Begin

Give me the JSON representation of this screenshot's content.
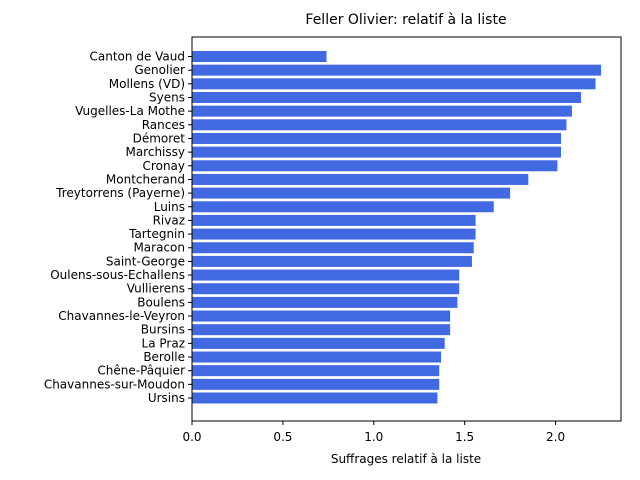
{
  "chart_data": {
    "type": "bar",
    "orientation": "horizontal",
    "title": "Feller Olivier: relatif à la liste",
    "xlabel": "Suffrages relatif à la liste",
    "ylabel": "",
    "xlim": [
      0,
      2.36
    ],
    "xticks": [
      0.0,
      0.5,
      1.0,
      1.5,
      2.0
    ],
    "xtick_labels": [
      "0.0",
      "0.5",
      "1.0",
      "1.5",
      "2.0"
    ],
    "grid": false,
    "bar_color": "#4169e1",
    "categories": [
      "Canton de Vaud",
      "Genolier",
      "Mollens (VD)",
      "Syens",
      "Vugelles-La Mothe",
      "Rances",
      "Démoret",
      "Marchissy",
      "Cronay",
      "Montcherand",
      "Treytorrens (Payerne)",
      "Luins",
      "Rivaz",
      "Tartegnin",
      "Maracon",
      "Saint-George",
      "Oulens-sous-Echallens",
      "Vullierens",
      "Boulens",
      "Chavannes-le-Veyron",
      "Bursins",
      "La Praz",
      "Berolle",
      "Chêne-Pâquier",
      "Chavannes-sur-Moudon",
      "Ursins"
    ],
    "values": [
      0.74,
      2.25,
      2.22,
      2.14,
      2.09,
      2.06,
      2.03,
      2.03,
      2.01,
      1.85,
      1.75,
      1.66,
      1.56,
      1.56,
      1.55,
      1.54,
      1.47,
      1.47,
      1.46,
      1.42,
      1.42,
      1.39,
      1.37,
      1.36,
      1.36,
      1.35
    ]
  }
}
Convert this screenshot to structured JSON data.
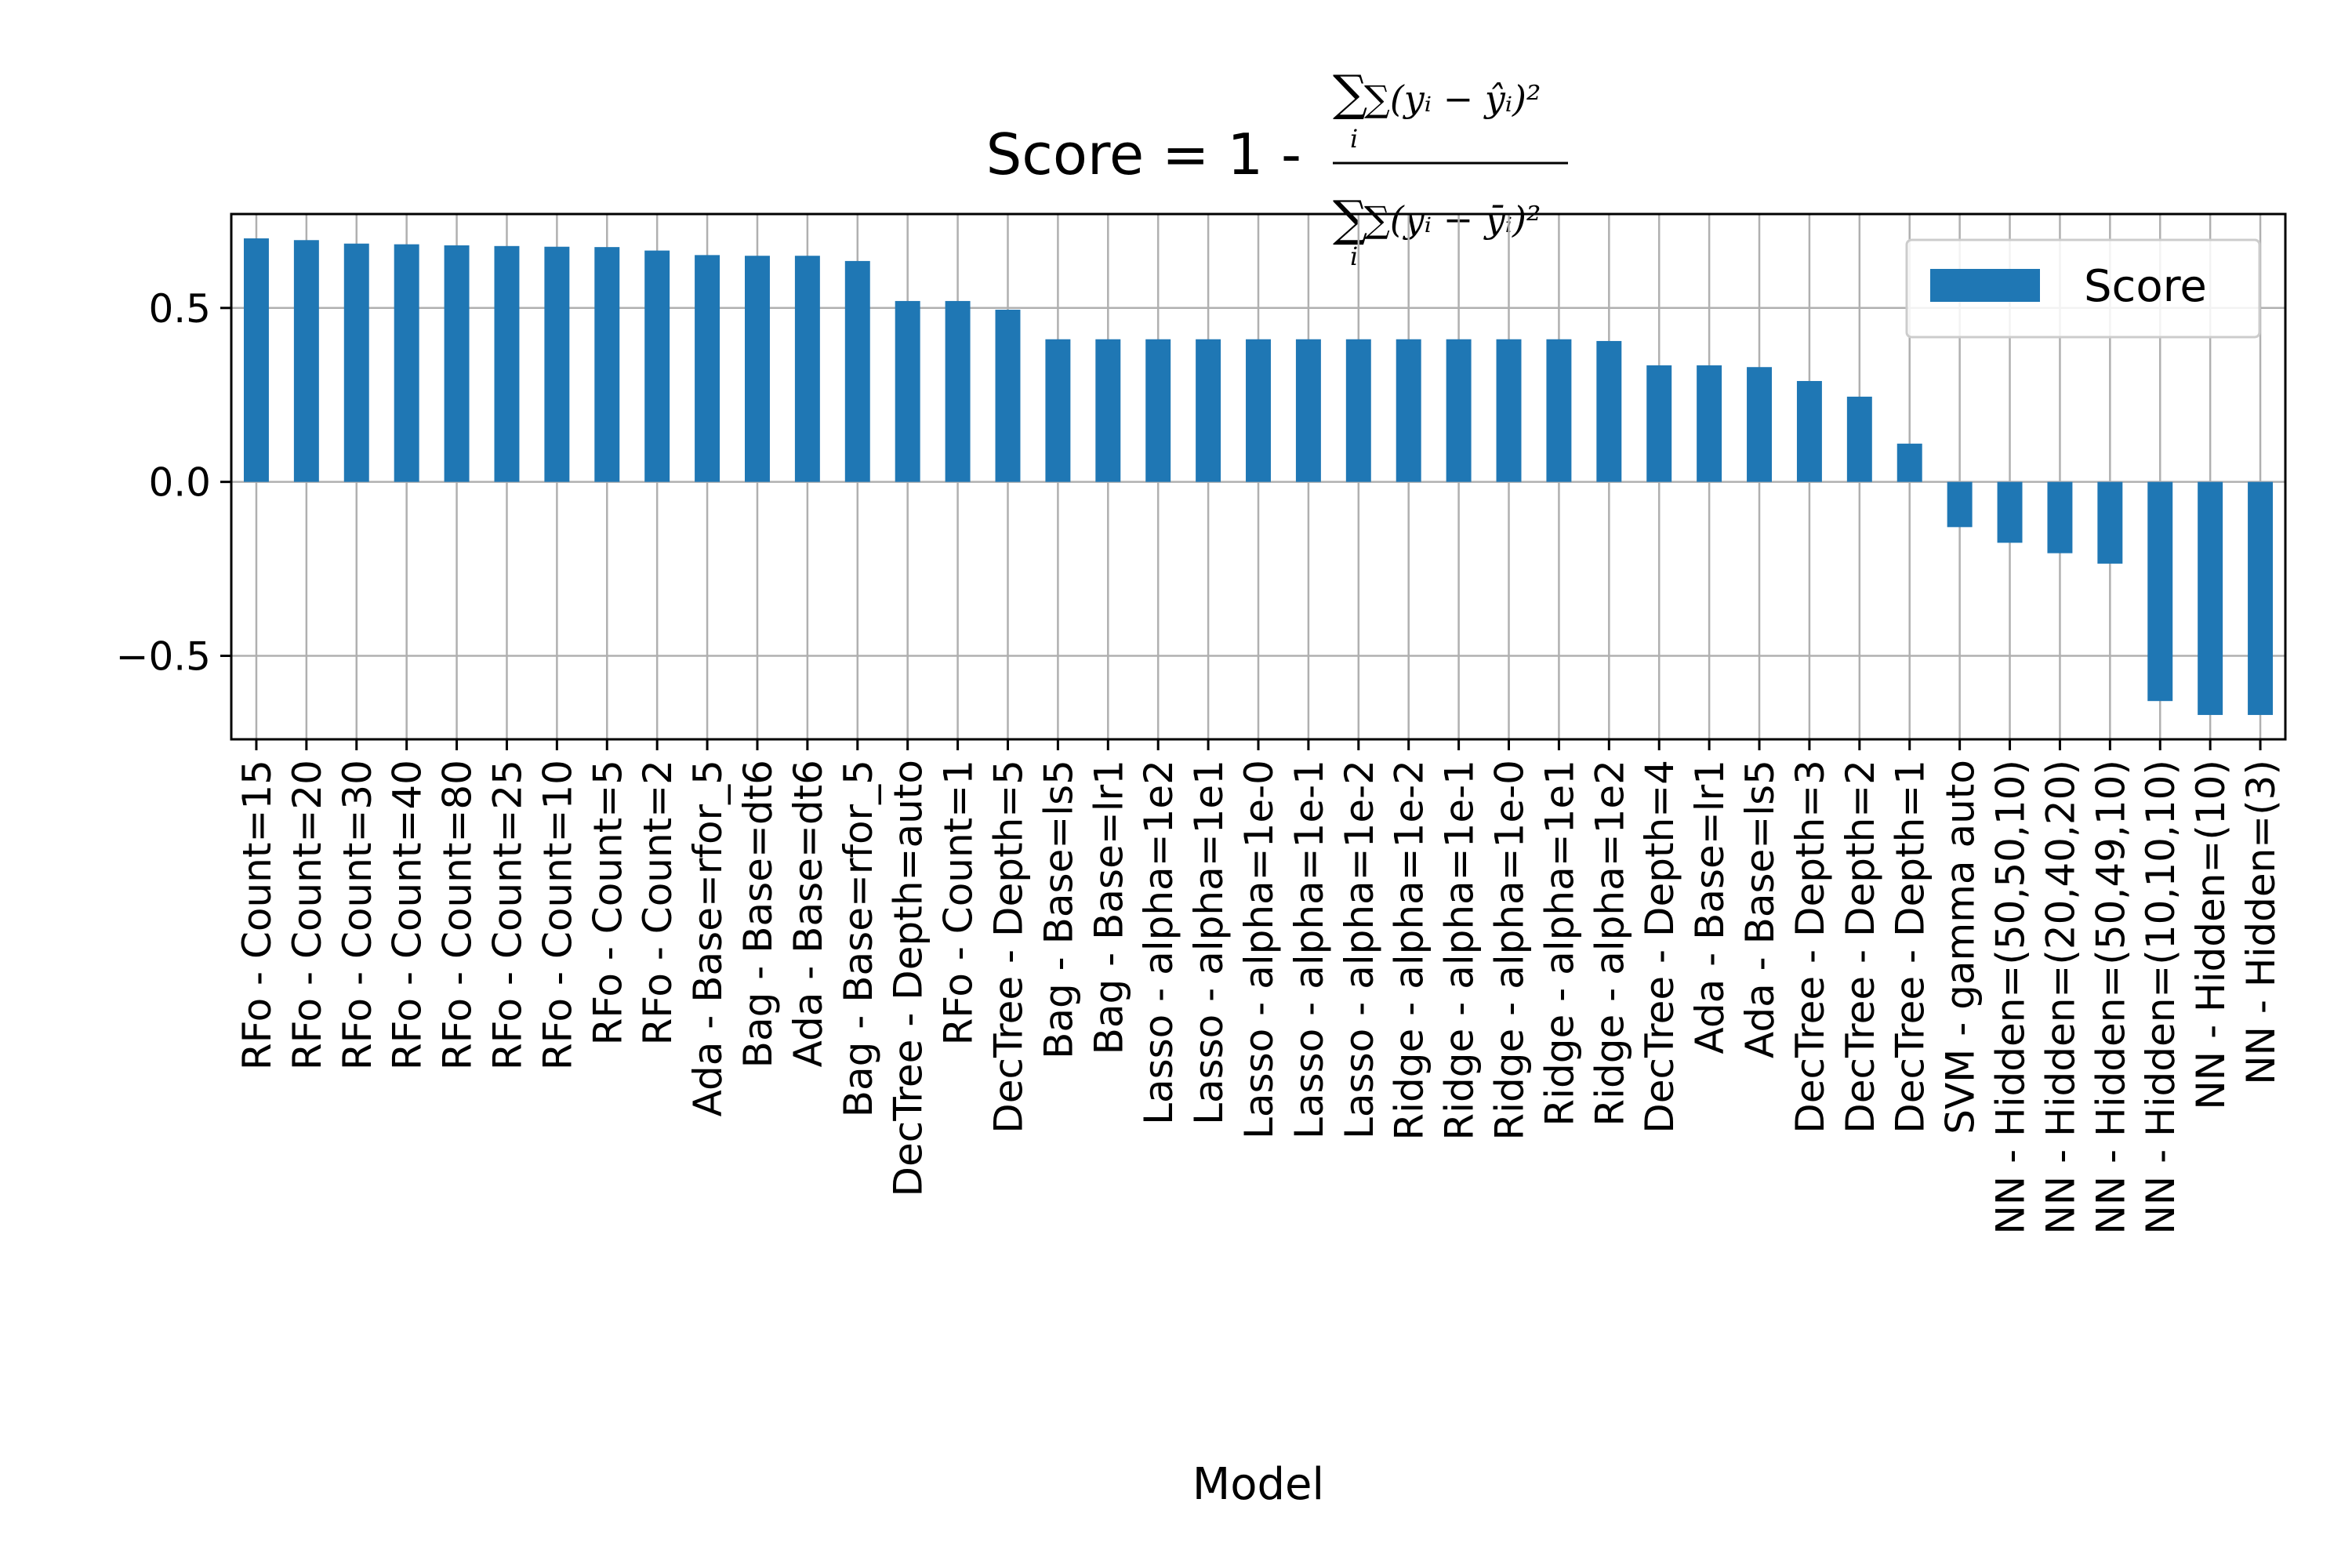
{
  "chart_data": {
    "type": "bar",
    "title": "Score = 1 - ",
    "title_formula": {
      "numerator": "∑(yᵢ − ŷᵢ)²",
      "denominator": "∑(yᵢ − ȳᵢ)²",
      "index": "i"
    },
    "xlabel": "Model",
    "ylabel": "",
    "ylim": [
      -0.74,
      0.77
    ],
    "yticks": [
      -0.5,
      0.0,
      0.5
    ],
    "ytick_labels": [
      "−0.5",
      "0.0",
      "0.5"
    ],
    "grid": true,
    "legend_position": "top-right",
    "bar_color": "#1f77b4",
    "series": [
      {
        "name": "Score",
        "values": [
          0.7,
          0.695,
          0.685,
          0.683,
          0.68,
          0.678,
          0.676,
          0.675,
          0.665,
          0.652,
          0.65,
          0.65,
          0.635,
          0.52,
          0.52,
          0.495,
          0.41,
          0.41,
          0.41,
          0.41,
          0.41,
          0.41,
          0.41,
          0.41,
          0.41,
          0.41,
          0.41,
          0.405,
          0.335,
          0.335,
          0.33,
          0.29,
          0.245,
          0.11,
          -0.13,
          -0.175,
          -0.205,
          -0.235,
          -0.63,
          -0.67,
          -0.67
        ]
      }
    ],
    "categories": [
      "RFo - Count=15",
      "RFo - Count=20",
      "RFo - Count=30",
      "RFo - Count=40",
      "RFo - Count=80",
      "RFo - Count=25",
      "RFo - Count=10",
      "RFo - Count=5",
      "RFo - Count=2",
      "Ada - Base=rfor_5",
      "Bag - Base=dt6",
      "Ada - Base=dt6",
      "Bag - Base=rfor_5",
      "DecTree - Depth=auto",
      "RFo - Count=1",
      "DecTree - Depth=5",
      "Bag - Base=ls5",
      "Bag - Base=lr1",
      "Lasso - alpha=1e2",
      "Lasso - alpha=1e1",
      "Lasso - alpha=1e-0",
      "Lasso - alpha=1e-1",
      "Lasso - alpha=1e-2",
      "Ridge - alpha=1e-2",
      "Ridge - alpha=1e-1",
      "Ridge - alpha=1e-0",
      "Ridge - alpha=1e1",
      "Ridge - alpha=1e2",
      "DecTree - Depth=4",
      "Ada - Base=lr1",
      "Ada - Base=ls5",
      "DecTree - Depth=3",
      "DecTree - Depth=2",
      "DecTree - Depth=1",
      "SVM - gamma auto",
      "NN - Hidden=(50,50,10)",
      "NN - Hidden=(20,40,20)",
      "NN - Hidden=(50,49,10)",
      "NN - Hidden=(10,10,10)",
      "NN - Hidden=(10)",
      "NN - Hidden=(3)"
    ]
  }
}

End

Take the records above and transcribe them exactly, dropping every picture.

Give me the JSON representation of this screenshot's content.
{
  "chart_data": {
    "type": "bar",
    "orientation": "horizontal",
    "title": "Feller Olivier: relatif à la liste",
    "xlabel": "Suffrages relatif à la liste",
    "ylabel": "",
    "xlim": [
      0,
      2.36
    ],
    "xticks": [
      0.0,
      0.5,
      1.0,
      1.5,
      2.0
    ],
    "xtick_labels": [
      "0.0",
      "0.5",
      "1.0",
      "1.5",
      "2.0"
    ],
    "grid": false,
    "bar_color": "#4169e1",
    "categories": [
      "Canton de Vaud",
      "Genolier",
      "Mollens (VD)",
      "Syens",
      "Vugelles-La Mothe",
      "Rances",
      "Démoret",
      "Marchissy",
      "Cronay",
      "Montcherand",
      "Treytorrens (Payerne)",
      "Luins",
      "Rivaz",
      "Tartegnin",
      "Maracon",
      "Saint-George",
      "Oulens-sous-Echallens",
      "Vullierens",
      "Boulens",
      "Chavannes-le-Veyron",
      "Bursins",
      "La Praz",
      "Berolle",
      "Chêne-Pâquier",
      "Chavannes-sur-Moudon",
      "Ursins"
    ],
    "values": [
      0.74,
      2.25,
      2.22,
      2.14,
      2.09,
      2.06,
      2.03,
      2.03,
      2.01,
      1.85,
      1.75,
      1.66,
      1.56,
      1.56,
      1.55,
      1.54,
      1.47,
      1.47,
      1.46,
      1.42,
      1.42,
      1.39,
      1.37,
      1.36,
      1.36,
      1.35
    ]
  }
}
Convert this screenshot to structured JSON data.
{
  "chart_data": {
    "type": "bar",
    "title": "Score = 1 - ",
    "title_formula": {
      "numerator": "∑(yᵢ − ŷᵢ)²",
      "denominator": "∑(yᵢ − ȳᵢ)²",
      "index": "i"
    },
    "xlabel": "Model",
    "ylabel": "",
    "ylim": [
      -0.74,
      0.77
    ],
    "yticks": [
      -0.5,
      0.0,
      0.5
    ],
    "ytick_labels": [
      "−0.5",
      "0.0",
      "0.5"
    ],
    "grid": true,
    "legend_position": "top-right",
    "bar_color": "#1f77b4",
    "series": [
      {
        "name": "Score",
        "values": [
          0.7,
          0.695,
          0.685,
          0.683,
          0.68,
          0.678,
          0.676,
          0.675,
          0.665,
          0.652,
          0.65,
          0.65,
          0.635,
          0.52,
          0.52,
          0.495,
          0.41,
          0.41,
          0.41,
          0.41,
          0.41,
          0.41,
          0.41,
          0.41,
          0.41,
          0.41,
          0.41,
          0.405,
          0.335,
          0.335,
          0.33,
          0.29,
          0.245,
          0.11,
          -0.13,
          -0.175,
          -0.205,
          -0.235,
          -0.63,
          -0.67,
          -0.67
        ]
      }
    ],
    "categories": [
      "RFo - Count=15",
      "RFo - Count=20",
      "RFo - Count=30",
      "RFo - Count=40",
      "RFo - Count=80",
      "RFo - Count=25",
      "RFo - Count=10",
      "RFo - Count=5",
      "RFo - Count=2",
      "Ada - Base=rfor_5",
      "Bag - Base=dt6",
      "Ada - Base=dt6",
      "Bag - Base=rfor_5",
      "DecTree - Depth=auto",
      "RFo - Count=1",
      "DecTree - Depth=5",
      "Bag - Base=ls5",
      "Bag - Base=lr1",
      "Lasso - alpha=1e2",
      "Lasso - alpha=1e1",
      "Lasso - alpha=1e-0",
      "Lasso - alpha=1e-1",
      "Lasso - alpha=1e-2",
      "Ridge - alpha=1e-2",
      "Ridge - alpha=1e-1",
      "Ridge - alpha=1e-0",
      "Ridge - alpha=1e1",
      "Ridge - alpha=1e2",
      "DecTree - Depth=4",
      "Ada - Base=lr1",
      "Ada - Base=ls5",
      "DecTree - Depth=3",
      "DecTree - Depth=2",
      "DecTree - Depth=1",
      "SVM - gamma auto",
      "NN - Hidden=(50,50,10)",
      "NN - Hidden=(20,40,20)",
      "NN - Hidden=(50,49,10)",
      "NN - Hidden=(10,10,10)",
      "NN - Hidden=(10)",
      "NN - Hidden=(3)"
    ]
  }
}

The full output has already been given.